++++ Material for the task ++++

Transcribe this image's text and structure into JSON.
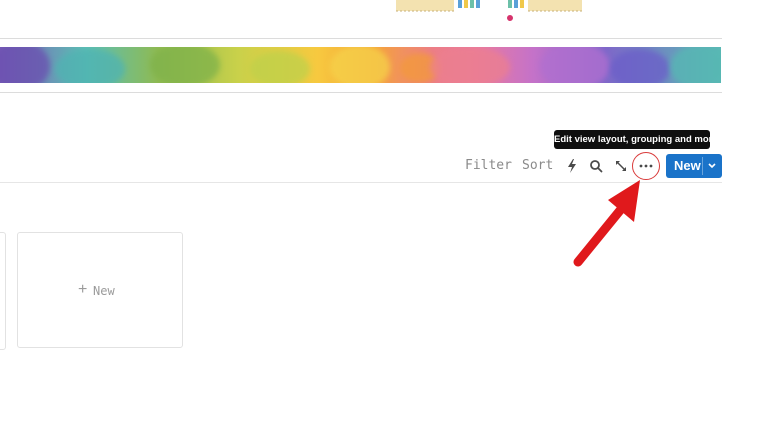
{
  "toolbar": {
    "filter_label": "Filter",
    "sort_label": "Sort",
    "new_label": "New",
    "tooltip_text": "Edit view layout, grouping and more..."
  },
  "board": {
    "new_card_label": "New"
  },
  "icons": {
    "automation": "lightning-icon",
    "search": "search-icon",
    "expand": "expand-arrows-icon",
    "more": "more-dots-icon",
    "new_dropdown": "chevron-down-icon",
    "new_card": "plus-icon",
    "callout": "red-arrow-annotation"
  },
  "colors": {
    "accent": "#1a73c9",
    "tooltip_bg": "#0f0f0f",
    "annotation": "#e0191c",
    "muted_text": "#8a8a8a"
  }
}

++++

Task to carry out:
All of the material above needs to be restated exactly, with no pictures.

Response:
Transcribe this image's text and structure into JSON.
{
  "toolbar": {
    "filter_label": "Filter",
    "sort_label": "Sort",
    "new_label": "New",
    "tooltip_text": "Edit view layout, grouping and more..."
  },
  "board": {
    "new_card_label": "New"
  },
  "icons": {
    "automation": "lightning-icon",
    "search": "search-icon",
    "expand": "expand-arrows-icon",
    "more": "more-dots-icon",
    "new_dropdown": "chevron-down-icon",
    "new_card": "plus-icon",
    "callout": "red-arrow-annotation"
  },
  "colors": {
    "accent": "#1a73c9",
    "tooltip_bg": "#0f0f0f",
    "annotation": "#e0191c",
    "muted_text": "#8a8a8a"
  }
}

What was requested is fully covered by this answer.